Excerpt from a dataset:
## begin

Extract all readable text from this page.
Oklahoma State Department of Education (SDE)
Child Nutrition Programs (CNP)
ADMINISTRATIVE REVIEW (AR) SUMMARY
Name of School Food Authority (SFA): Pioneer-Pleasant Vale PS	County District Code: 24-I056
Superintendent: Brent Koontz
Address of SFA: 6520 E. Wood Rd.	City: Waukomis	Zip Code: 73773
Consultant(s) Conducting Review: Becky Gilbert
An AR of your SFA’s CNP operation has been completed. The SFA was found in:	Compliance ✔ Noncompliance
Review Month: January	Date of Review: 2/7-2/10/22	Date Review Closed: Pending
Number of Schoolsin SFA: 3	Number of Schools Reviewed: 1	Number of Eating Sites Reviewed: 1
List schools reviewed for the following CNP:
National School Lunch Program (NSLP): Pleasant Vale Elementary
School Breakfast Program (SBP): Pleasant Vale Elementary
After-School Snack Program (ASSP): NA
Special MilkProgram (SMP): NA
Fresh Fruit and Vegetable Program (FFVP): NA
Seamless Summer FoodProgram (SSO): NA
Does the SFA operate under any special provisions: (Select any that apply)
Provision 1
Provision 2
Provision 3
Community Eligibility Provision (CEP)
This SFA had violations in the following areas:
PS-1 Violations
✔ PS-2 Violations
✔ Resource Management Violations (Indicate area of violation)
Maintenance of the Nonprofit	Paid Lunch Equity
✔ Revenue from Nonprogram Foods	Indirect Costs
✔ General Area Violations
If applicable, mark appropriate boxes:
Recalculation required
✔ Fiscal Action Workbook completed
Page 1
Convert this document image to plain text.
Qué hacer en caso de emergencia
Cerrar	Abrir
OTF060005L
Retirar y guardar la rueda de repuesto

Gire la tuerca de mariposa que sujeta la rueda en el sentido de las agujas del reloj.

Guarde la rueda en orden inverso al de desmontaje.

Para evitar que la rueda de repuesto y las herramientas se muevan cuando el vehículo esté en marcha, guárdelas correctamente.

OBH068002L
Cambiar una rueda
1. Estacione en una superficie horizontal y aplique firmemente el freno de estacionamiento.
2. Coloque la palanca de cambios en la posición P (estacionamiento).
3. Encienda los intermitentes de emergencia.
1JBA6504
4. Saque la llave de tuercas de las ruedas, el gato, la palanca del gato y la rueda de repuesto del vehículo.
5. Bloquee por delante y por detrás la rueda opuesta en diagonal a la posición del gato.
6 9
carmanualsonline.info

## end

● INSTRUCTIONS TO FOLLOW:
Write out again, unchanged, every line from the line containing "Convert this document image to plain text." to the final line of the material above.

● REPLY TO THE TASK:
Convert this document image to plain text.
Qué hacer en caso de emergencia
Cerrar	Abrir
OTF060005L
Retirar y guardar la rueda de repuesto

Gire la tuerca de mariposa que sujeta la rueda en el sentido de las agujas del reloj.

Guarde la rueda en orden inverso al de desmontaje.

Para evitar que la rueda de repuesto y las herramientas se muevan cuando el vehículo esté en marcha, guárdelas correctamente.

OBH068002L
Cambiar una rueda
1. Estacione en una superficie horizontal y aplique firmemente el freno de estacionamiento.
2. Coloque la palanca de cambios en la posición P (estacionamiento).
3. Encienda los intermitentes de emergencia.
1JBA6504
4. Saque la llave de tuercas de las ruedas, el gato, la palanca del gato y la rueda de repuesto del vehículo.
5. Bloquee por delante y por detrás la rueda opuesta en diagonal a la posición del gato.
6 9
carmanualsonline.info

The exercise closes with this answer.